Dataset entries:
━━━━━━━━━━━━━━━━
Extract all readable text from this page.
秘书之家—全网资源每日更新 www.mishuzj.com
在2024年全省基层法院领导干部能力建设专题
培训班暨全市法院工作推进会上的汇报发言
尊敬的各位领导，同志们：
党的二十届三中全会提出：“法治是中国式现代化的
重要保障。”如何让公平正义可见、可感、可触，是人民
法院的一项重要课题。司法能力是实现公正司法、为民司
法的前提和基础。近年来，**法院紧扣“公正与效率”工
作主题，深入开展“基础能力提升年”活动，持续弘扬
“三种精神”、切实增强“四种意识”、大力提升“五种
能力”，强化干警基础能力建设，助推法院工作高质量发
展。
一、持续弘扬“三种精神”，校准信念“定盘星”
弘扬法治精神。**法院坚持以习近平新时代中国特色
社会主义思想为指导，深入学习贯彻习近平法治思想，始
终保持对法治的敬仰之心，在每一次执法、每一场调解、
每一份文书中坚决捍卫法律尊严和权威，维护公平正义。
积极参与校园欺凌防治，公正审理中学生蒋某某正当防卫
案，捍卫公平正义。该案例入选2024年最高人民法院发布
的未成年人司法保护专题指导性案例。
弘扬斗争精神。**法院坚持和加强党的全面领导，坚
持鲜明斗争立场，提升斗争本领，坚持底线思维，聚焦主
━━━━━━━━━━━━━━━━
Reproduce the listing shown above in its entirety, exactly.

» Finished task
Extract all readable text from this page.
秘书之家—全网资源每日更新 www.mishuzj.com
在2024年全省基层法院领导干部能力建设专题
培训班暨全市法院工作推进会上的汇报发言
尊敬的各位领导，同志们：
党的二十届三中全会提出：“法治是中国式现代化的
重要保障。”如何让公平正义可见、可感、可触，是人民
法院的一项重要课题。司法能力是实现公正司法、为民司
法的前提和基础。近年来，**法院紧扣“公正与效率”工
作主题，深入开展“基础能力提升年”活动，持续弘扬
“三种精神”、切实增强“四种意识”、大力提升“五种
能力”，强化干警基础能力建设，助推法院工作高质量发
展。
一、持续弘扬“三种精神”，校准信念“定盘星”
弘扬法治精神。**法院坚持以习近平新时代中国特色
社会主义思想为指导，深入学习贯彻习近平法治思想，始
终保持对法治的敬仰之心，在每一次执法、每一场调解、
每一份文书中坚决捍卫法律尊严和权威，维护公平正义。
积极参与校园欺凌防治，公正审理中学生蒋某某正当防卫
案，捍卫公平正义。该案例入选2024年最高人民法院发布
的未成年人司法保护专题指导性案例。
弘扬斗争精神。**法院坚持和加强党的全面领导，坚
持鲜明斗争立场，提升斗争本领，坚持底线思维，聚焦主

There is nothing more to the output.